→ SUPPLIED DATA:
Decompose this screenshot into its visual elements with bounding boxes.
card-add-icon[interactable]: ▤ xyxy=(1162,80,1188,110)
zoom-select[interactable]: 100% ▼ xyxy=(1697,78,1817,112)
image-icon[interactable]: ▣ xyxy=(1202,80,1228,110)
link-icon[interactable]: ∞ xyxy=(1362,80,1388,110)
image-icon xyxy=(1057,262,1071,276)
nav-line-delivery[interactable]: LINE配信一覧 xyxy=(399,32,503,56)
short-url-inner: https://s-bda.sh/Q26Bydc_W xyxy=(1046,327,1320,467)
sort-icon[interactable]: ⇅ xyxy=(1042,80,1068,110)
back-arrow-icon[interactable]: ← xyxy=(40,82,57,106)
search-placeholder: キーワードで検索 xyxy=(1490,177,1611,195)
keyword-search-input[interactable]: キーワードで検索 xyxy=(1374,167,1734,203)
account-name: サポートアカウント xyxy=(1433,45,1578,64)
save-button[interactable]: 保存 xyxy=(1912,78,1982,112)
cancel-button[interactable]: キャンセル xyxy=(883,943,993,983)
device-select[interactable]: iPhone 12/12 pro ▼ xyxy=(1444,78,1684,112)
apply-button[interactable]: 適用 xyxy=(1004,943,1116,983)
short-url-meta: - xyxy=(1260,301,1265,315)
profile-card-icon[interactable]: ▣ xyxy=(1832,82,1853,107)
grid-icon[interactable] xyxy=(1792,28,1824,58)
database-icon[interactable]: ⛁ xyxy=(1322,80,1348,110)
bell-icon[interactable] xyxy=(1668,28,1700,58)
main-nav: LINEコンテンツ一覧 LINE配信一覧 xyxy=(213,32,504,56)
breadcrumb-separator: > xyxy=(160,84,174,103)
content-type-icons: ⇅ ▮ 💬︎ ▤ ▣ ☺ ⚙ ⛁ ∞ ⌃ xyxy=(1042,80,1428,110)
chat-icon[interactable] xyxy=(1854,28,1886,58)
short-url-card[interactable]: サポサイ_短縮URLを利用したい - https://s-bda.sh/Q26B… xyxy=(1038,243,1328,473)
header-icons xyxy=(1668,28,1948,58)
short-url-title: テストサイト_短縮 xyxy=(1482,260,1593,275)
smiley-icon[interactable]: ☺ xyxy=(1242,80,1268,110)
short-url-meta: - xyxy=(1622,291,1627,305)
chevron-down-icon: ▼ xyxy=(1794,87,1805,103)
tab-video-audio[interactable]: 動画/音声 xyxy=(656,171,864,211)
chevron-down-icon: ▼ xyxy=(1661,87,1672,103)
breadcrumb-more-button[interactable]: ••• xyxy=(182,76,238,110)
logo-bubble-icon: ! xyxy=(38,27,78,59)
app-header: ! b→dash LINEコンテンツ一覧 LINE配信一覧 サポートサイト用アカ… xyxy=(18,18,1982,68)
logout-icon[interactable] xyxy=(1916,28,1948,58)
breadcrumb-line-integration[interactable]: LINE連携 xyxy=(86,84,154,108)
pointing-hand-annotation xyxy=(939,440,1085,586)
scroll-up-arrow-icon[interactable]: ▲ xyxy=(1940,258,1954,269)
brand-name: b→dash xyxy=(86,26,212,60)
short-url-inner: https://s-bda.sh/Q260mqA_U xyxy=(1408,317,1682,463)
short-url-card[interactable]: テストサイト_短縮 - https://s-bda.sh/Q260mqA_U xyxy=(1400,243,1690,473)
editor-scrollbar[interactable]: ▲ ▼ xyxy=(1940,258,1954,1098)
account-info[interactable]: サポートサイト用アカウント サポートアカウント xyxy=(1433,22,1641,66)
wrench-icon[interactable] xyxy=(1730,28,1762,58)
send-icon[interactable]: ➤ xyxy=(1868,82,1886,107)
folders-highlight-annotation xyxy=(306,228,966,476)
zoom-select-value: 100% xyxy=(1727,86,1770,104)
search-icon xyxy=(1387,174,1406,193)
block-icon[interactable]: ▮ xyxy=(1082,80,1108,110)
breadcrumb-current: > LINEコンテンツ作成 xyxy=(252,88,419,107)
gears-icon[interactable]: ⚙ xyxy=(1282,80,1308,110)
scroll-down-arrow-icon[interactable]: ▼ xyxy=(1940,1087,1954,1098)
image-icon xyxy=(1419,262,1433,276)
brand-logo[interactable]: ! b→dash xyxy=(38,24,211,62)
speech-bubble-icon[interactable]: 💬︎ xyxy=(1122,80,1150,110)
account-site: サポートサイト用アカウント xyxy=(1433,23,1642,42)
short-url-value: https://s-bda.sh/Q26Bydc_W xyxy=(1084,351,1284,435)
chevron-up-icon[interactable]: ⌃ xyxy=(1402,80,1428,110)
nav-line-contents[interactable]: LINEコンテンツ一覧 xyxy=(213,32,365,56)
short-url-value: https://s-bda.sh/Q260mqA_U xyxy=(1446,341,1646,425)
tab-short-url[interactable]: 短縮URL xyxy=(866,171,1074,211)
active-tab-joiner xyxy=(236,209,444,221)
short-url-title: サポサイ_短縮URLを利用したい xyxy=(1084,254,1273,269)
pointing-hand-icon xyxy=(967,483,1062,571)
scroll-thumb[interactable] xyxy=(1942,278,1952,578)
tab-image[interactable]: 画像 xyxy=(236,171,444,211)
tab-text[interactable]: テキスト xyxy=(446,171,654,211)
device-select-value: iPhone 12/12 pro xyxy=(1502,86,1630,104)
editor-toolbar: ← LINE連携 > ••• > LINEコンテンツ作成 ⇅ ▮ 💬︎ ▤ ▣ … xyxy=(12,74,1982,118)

→ WORK REQUIRED:
Please reproduce all of the material above word for word, keeping every line.

→ SOLUTION TO THIS PROBLEM:
Decompose this screenshot into its visual elements with bounding boxes.
card-add-icon[interactable]: ▤ xyxy=(1162,80,1188,110)
zoom-select[interactable]: 100% ▼ xyxy=(1697,78,1817,112)
image-icon[interactable]: ▣ xyxy=(1202,80,1228,110)
link-icon[interactable]: ∞ xyxy=(1362,80,1388,110)
image-icon xyxy=(1057,262,1071,276)
nav-line-delivery[interactable]: LINE配信一覧 xyxy=(399,32,503,56)
short-url-inner: https://s-bda.sh/Q26Bydc_W xyxy=(1046,327,1320,467)
sort-icon[interactable]: ⇅ xyxy=(1042,80,1068,110)
back-arrow-icon[interactable]: ← xyxy=(40,82,57,106)
search-placeholder: キーワードで検索 xyxy=(1490,177,1611,195)
keyword-search-input[interactable]: キーワードで検索 xyxy=(1374,167,1734,203)
account-name: サポートアカウント xyxy=(1433,45,1578,64)
save-button[interactable]: 保存 xyxy=(1912,78,1982,112)
cancel-button[interactable]: キャンセル xyxy=(883,943,993,983)
device-select[interactable]: iPhone 12/12 pro ▼ xyxy=(1444,78,1684,112)
apply-button[interactable]: 適用 xyxy=(1004,943,1116,983)
short-url-meta: - xyxy=(1260,301,1265,315)
profile-card-icon[interactable]: ▣ xyxy=(1832,82,1853,107)
grid-icon[interactable] xyxy=(1792,28,1824,58)
database-icon[interactable]: ⛁ xyxy=(1322,80,1348,110)
bell-icon[interactable] xyxy=(1668,28,1700,58)
main-nav: LINEコンテンツ一覧 LINE配信一覧 xyxy=(213,32,504,56)
breadcrumb-separator: > xyxy=(160,84,174,103)
content-type-icons: ⇅ ▮ 💬︎ ▤ ▣ ☺ ⚙ ⛁ ∞ ⌃ xyxy=(1042,80,1428,110)
chat-icon[interactable] xyxy=(1854,28,1886,58)
short-url-card[interactable]: サポサイ_短縮URLを利用したい - https://s-bda.sh/Q26B… xyxy=(1038,243,1328,473)
header-icons xyxy=(1668,28,1948,58)
short-url-title: テストサイト_短縮 xyxy=(1482,260,1593,275)
smiley-icon[interactable]: ☺ xyxy=(1242,80,1268,110)
short-url-meta: - xyxy=(1622,291,1627,305)
chevron-down-icon: ▼ xyxy=(1794,87,1805,103)
tab-video-audio[interactable]: 動画/音声 xyxy=(656,171,864,211)
chevron-down-icon: ▼ xyxy=(1661,87,1672,103)
breadcrumb-more-button[interactable]: ••• xyxy=(182,76,238,110)
logo-bubble-icon: ! xyxy=(38,27,78,59)
app-header: ! b→dash LINEコンテンツ一覧 LINE配信一覧 サポートサイト用アカ… xyxy=(18,18,1982,68)
logout-icon[interactable] xyxy=(1916,28,1948,58)
breadcrumb-line-integration[interactable]: LINE連携 xyxy=(86,84,154,108)
pointing-hand-annotation xyxy=(939,440,1085,586)
scroll-up-arrow-icon[interactable]: ▲ xyxy=(1940,258,1954,269)
brand-name: b→dash xyxy=(86,26,212,60)
short-url-inner: https://s-bda.sh/Q260mqA_U xyxy=(1408,317,1682,463)
short-url-card[interactable]: テストサイト_短縮 - https://s-bda.sh/Q260mqA_U xyxy=(1400,243,1690,473)
editor-scrollbar[interactable]: ▲ ▼ xyxy=(1940,258,1954,1098)
account-info[interactable]: サポートサイト用アカウント サポートアカウント xyxy=(1433,22,1641,66)
wrench-icon[interactable] xyxy=(1730,28,1762,58)
send-icon[interactable]: ➤ xyxy=(1868,82,1886,107)
folders-highlight-annotation xyxy=(306,228,966,476)
zoom-select-value: 100% xyxy=(1727,86,1770,104)
search-icon xyxy=(1387,174,1406,193)
block-icon[interactable]: ▮ xyxy=(1082,80,1108,110)
breadcrumb-current: > LINEコンテンツ作成 xyxy=(252,88,419,107)
gears-icon[interactable]: ⚙ xyxy=(1282,80,1308,110)
scroll-down-arrow-icon[interactable]: ▼ xyxy=(1940,1087,1954,1098)
image-icon xyxy=(1419,262,1433,276)
brand-logo[interactable]: ! b→dash xyxy=(38,24,211,62)
speech-bubble-icon[interactable]: 💬︎ xyxy=(1122,80,1150,110)
account-site: サポートサイト用アカウント xyxy=(1433,23,1642,42)
short-url-value: https://s-bda.sh/Q26Bydc_W xyxy=(1084,351,1284,435)
chevron-up-icon[interactable]: ⌃ xyxy=(1402,80,1428,110)
nav-line-contents[interactable]: LINEコンテンツ一覧 xyxy=(213,32,365,56)
short-url-value: https://s-bda.sh/Q260mqA_U xyxy=(1446,341,1646,425)
tab-short-url[interactable]: 短縮URL xyxy=(866,171,1074,211)
active-tab-joiner xyxy=(236,209,444,221)
short-url-title: サポサイ_短縮URLを利用したい xyxy=(1084,254,1273,269)
pointing-hand-icon xyxy=(967,483,1062,571)
scroll-thumb[interactable] xyxy=(1942,278,1952,578)
tab-image[interactable]: 画像 xyxy=(236,171,444,211)
tab-text[interactable]: テキスト xyxy=(446,171,654,211)
device-select-value: iPhone 12/12 pro xyxy=(1502,86,1630,104)
editor-toolbar: ← LINE連携 > ••• > LINEコンテンツ作成 ⇅ ▮ 💬︎ ▤ ▣ … xyxy=(12,74,1982,118)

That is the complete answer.